Work required. Retype the records below exactly as they appear.

Data for the task.
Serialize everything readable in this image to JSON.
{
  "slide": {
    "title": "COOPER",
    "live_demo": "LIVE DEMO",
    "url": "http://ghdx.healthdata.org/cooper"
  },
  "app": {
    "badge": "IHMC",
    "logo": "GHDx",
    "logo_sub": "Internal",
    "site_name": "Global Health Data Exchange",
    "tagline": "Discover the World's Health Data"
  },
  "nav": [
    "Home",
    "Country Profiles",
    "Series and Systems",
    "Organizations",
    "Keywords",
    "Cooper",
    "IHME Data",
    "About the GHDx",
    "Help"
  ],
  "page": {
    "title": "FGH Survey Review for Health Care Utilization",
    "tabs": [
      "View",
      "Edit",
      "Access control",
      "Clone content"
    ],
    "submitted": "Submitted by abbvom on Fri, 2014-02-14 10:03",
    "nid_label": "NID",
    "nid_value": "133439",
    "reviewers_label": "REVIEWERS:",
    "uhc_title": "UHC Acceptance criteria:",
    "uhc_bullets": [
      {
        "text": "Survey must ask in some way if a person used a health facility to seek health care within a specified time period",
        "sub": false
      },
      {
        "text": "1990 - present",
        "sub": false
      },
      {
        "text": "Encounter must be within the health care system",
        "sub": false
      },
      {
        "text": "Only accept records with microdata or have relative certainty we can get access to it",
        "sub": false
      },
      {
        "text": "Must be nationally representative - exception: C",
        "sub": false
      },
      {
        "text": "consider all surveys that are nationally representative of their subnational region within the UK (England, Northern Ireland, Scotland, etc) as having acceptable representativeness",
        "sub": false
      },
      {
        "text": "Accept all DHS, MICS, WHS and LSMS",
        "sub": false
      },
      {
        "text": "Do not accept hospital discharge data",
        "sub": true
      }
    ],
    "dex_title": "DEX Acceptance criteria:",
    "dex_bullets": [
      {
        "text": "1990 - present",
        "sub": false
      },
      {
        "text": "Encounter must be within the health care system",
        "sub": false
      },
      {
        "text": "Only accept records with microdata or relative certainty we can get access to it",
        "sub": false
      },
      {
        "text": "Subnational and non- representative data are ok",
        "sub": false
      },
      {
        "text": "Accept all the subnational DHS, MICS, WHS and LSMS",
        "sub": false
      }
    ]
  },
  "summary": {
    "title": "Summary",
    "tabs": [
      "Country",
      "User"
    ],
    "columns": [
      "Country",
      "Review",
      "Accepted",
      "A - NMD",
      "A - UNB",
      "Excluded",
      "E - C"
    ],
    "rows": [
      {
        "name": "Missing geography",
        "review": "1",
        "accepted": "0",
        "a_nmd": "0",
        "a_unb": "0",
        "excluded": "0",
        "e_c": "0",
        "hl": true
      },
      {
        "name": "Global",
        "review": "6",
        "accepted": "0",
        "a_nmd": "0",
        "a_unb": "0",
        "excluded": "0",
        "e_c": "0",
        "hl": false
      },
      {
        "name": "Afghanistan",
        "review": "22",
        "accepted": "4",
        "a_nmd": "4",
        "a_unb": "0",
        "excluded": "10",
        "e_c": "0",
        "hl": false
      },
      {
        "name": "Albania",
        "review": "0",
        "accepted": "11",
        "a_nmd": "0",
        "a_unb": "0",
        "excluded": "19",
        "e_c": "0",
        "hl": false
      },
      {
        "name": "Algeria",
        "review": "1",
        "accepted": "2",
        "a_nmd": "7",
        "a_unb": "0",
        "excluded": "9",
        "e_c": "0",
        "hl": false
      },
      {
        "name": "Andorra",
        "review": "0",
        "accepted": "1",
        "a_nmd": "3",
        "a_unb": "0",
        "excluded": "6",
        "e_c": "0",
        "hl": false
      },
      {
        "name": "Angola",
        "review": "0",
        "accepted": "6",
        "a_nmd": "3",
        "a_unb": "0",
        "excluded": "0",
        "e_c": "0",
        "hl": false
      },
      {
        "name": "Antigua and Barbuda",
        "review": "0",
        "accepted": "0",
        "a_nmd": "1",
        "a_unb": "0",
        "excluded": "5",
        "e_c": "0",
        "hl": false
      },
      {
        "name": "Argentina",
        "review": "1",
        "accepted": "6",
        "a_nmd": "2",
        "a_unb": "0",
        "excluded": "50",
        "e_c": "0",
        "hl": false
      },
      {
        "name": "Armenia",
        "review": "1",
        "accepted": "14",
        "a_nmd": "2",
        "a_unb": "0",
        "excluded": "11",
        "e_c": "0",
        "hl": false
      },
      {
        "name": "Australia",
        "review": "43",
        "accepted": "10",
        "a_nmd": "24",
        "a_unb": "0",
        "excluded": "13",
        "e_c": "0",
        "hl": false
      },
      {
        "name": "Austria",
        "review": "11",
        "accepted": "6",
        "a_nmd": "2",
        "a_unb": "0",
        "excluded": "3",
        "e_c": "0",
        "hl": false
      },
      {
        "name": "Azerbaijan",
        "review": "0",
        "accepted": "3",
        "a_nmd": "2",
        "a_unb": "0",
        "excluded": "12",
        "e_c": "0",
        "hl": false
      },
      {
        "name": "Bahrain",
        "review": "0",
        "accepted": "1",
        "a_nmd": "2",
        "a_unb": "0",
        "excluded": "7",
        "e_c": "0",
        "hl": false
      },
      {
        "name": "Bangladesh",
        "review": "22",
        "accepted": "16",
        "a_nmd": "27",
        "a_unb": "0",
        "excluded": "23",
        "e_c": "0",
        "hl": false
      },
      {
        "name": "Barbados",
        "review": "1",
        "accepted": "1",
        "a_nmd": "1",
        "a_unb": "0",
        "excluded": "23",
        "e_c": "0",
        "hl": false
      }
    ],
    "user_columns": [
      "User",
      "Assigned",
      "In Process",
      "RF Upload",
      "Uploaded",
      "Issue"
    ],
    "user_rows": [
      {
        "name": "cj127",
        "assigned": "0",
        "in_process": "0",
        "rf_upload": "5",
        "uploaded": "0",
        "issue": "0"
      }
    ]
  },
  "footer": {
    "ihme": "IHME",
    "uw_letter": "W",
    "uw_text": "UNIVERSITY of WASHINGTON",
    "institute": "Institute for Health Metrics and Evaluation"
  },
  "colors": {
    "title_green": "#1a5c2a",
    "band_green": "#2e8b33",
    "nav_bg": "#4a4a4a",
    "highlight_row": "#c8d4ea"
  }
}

Response.
Serialize everything readable in this image to JSON.
{
  "slide": {
    "title": "COOPER",
    "live_demo": "LIVE DEMO",
    "url": "http://ghdx.healthdata.org/cooper"
  },
  "app": {
    "badge": "IHMC",
    "logo": "GHDx",
    "logo_sub": "Internal",
    "site_name": "Global Health Data Exchange",
    "tagline": "Discover the World's Health Data"
  },
  "nav": [
    "Home",
    "Country Profiles",
    "Series and Systems",
    "Organizations",
    "Keywords",
    "Cooper",
    "IHME Data",
    "About the GHDx",
    "Help"
  ],
  "page": {
    "title": "FGH Survey Review for Health Care Utilization",
    "tabs": [
      "View",
      "Edit",
      "Access control",
      "Clone content"
    ],
    "submitted": "Submitted by abbvom on Fri, 2014-02-14 10:03",
    "nid_label": "NID",
    "nid_value": "133439",
    "reviewers_label": "REVIEWERS:",
    "uhc_title": "UHC Acceptance criteria:",
    "uhc_bullets": [
      {
        "text": "Survey must ask in some way if a person used a health facility to seek health care within a specified time period",
        "sub": false
      },
      {
        "text": "1990 - present",
        "sub": false
      },
      {
        "text": "Encounter must be within the health care system",
        "sub": false
      },
      {
        "text": "Only accept records with microdata or have relative certainty we can get access to it",
        "sub": false
      },
      {
        "text": "Must be nationally representative - exception: C",
        "sub": false
      },
      {
        "text": "consider all surveys that are nationally representative of their subnational region within the UK (England, Northern Ireland, Scotland, etc) as having acceptable representativeness",
        "sub": false
      },
      {
        "text": "Accept all DHS, MICS, WHS and LSMS",
        "sub": false
      },
      {
        "text": "Do not accept hospital discharge data",
        "sub": true
      }
    ],
    "dex_title": "DEX Acceptance criteria:",
    "dex_bullets": [
      {
        "text": "1990 - present",
        "sub": false
      },
      {
        "text": "Encounter must be within the health care system",
        "sub": false
      },
      {
        "text": "Only accept records with microdata or relative certainty we can get access to it",
        "sub": false
      },
      {
        "text": "Subnational and non- representative data are ok",
        "sub": false
      },
      {
        "text": "Accept all the subnational DHS, MICS, WHS and LSMS",
        "sub": false
      }
    ]
  },
  "summary": {
    "title": "Summary",
    "tabs": [
      "Country",
      "User"
    ],
    "columns": [
      "Country",
      "Review",
      "Accepted",
      "A - NMD",
      "A - UNB",
      "Excluded",
      "E - C"
    ],
    "rows": [
      {
        "name": "Missing geography",
        "review": "1",
        "accepted": "0",
        "a_nmd": "0",
        "a_unb": "0",
        "excluded": "0",
        "e_c": "0",
        "hl": true
      },
      {
        "name": "Global",
        "review": "6",
        "accepted": "0",
        "a_nmd": "0",
        "a_unb": "0",
        "excluded": "0",
        "e_c": "0",
        "hl": false
      },
      {
        "name": "Afghanistan",
        "review": "22",
        "accepted": "4",
        "a_nmd": "4",
        "a_unb": "0",
        "excluded": "10",
        "e_c": "0",
        "hl": false
      },
      {
        "name": "Albania",
        "review": "0",
        "accepted": "11",
        "a_nmd": "0",
        "a_unb": "0",
        "excluded": "19",
        "e_c": "0",
        "hl": false
      },
      {
        "name": "Algeria",
        "review": "1",
        "accepted": "2",
        "a_nmd": "7",
        "a_unb": "0",
        "excluded": "9",
        "e_c": "0",
        "hl": false
      },
      {
        "name": "Andorra",
        "review": "0",
        "accepted": "1",
        "a_nmd": "3",
        "a_unb": "0",
        "excluded": "6",
        "e_c": "0",
        "hl": false
      },
      {
        "name": "Angola",
        "review": "0",
        "accepted": "6",
        "a_nmd": "3",
        "a_unb": "0",
        "excluded": "0",
        "e_c": "0",
        "hl": false
      },
      {
        "name": "Antigua and Barbuda",
        "review": "0",
        "accepted": "0",
        "a_nmd": "1",
        "a_unb": "0",
        "excluded": "5",
        "e_c": "0",
        "hl": false
      },
      {
        "name": "Argentina",
        "review": "1",
        "accepted": "6",
        "a_nmd": "2",
        "a_unb": "0",
        "excluded": "50",
        "e_c": "0",
        "hl": false
      },
      {
        "name": "Armenia",
        "review": "1",
        "accepted": "14",
        "a_nmd": "2",
        "a_unb": "0",
        "excluded": "11",
        "e_c": "0",
        "hl": false
      },
      {
        "name": "Australia",
        "review": "43",
        "accepted": "10",
        "a_nmd": "24",
        "a_unb": "0",
        "excluded": "13",
        "e_c": "0",
        "hl": false
      },
      {
        "name": "Austria",
        "review": "11",
        "accepted": "6",
        "a_nmd": "2",
        "a_unb": "0",
        "excluded": "3",
        "e_c": "0",
        "hl": false
      },
      {
        "name": "Azerbaijan",
        "review": "0",
        "accepted": "3",
        "a_nmd": "2",
        "a_unb": "0",
        "excluded": "12",
        "e_c": "0",
        "hl": false
      },
      {
        "name": "Bahrain",
        "review": "0",
        "accepted": "1",
        "a_nmd": "2",
        "a_unb": "0",
        "excluded": "7",
        "e_c": "0",
        "hl": false
      },
      {
        "name": "Bangladesh",
        "review": "22",
        "accepted": "16",
        "a_nmd": "27",
        "a_unb": "0",
        "excluded": "23",
        "e_c": "0",
        "hl": false
      },
      {
        "name": "Barbados",
        "review": "1",
        "accepted": "1",
        "a_nmd": "1",
        "a_unb": "0",
        "excluded": "23",
        "e_c": "0",
        "hl": false
      }
    ],
    "user_columns": [
      "User",
      "Assigned",
      "In Process",
      "RF Upload",
      "Uploaded",
      "Issue"
    ],
    "user_rows": [
      {
        "name": "cj127",
        "assigned": "0",
        "in_process": "0",
        "rf_upload": "5",
        "uploaded": "0",
        "issue": "0"
      }
    ]
  },
  "footer": {
    "ihme": "IHME",
    "uw_letter": "W",
    "uw_text": "UNIVERSITY of WASHINGTON",
    "institute": "Institute for Health Metrics and Evaluation"
  },
  "colors": {
    "title_green": "#1a5c2a",
    "band_green": "#2e8b33",
    "nav_bg": "#4a4a4a",
    "highlight_row": "#c8d4ea"
  }
}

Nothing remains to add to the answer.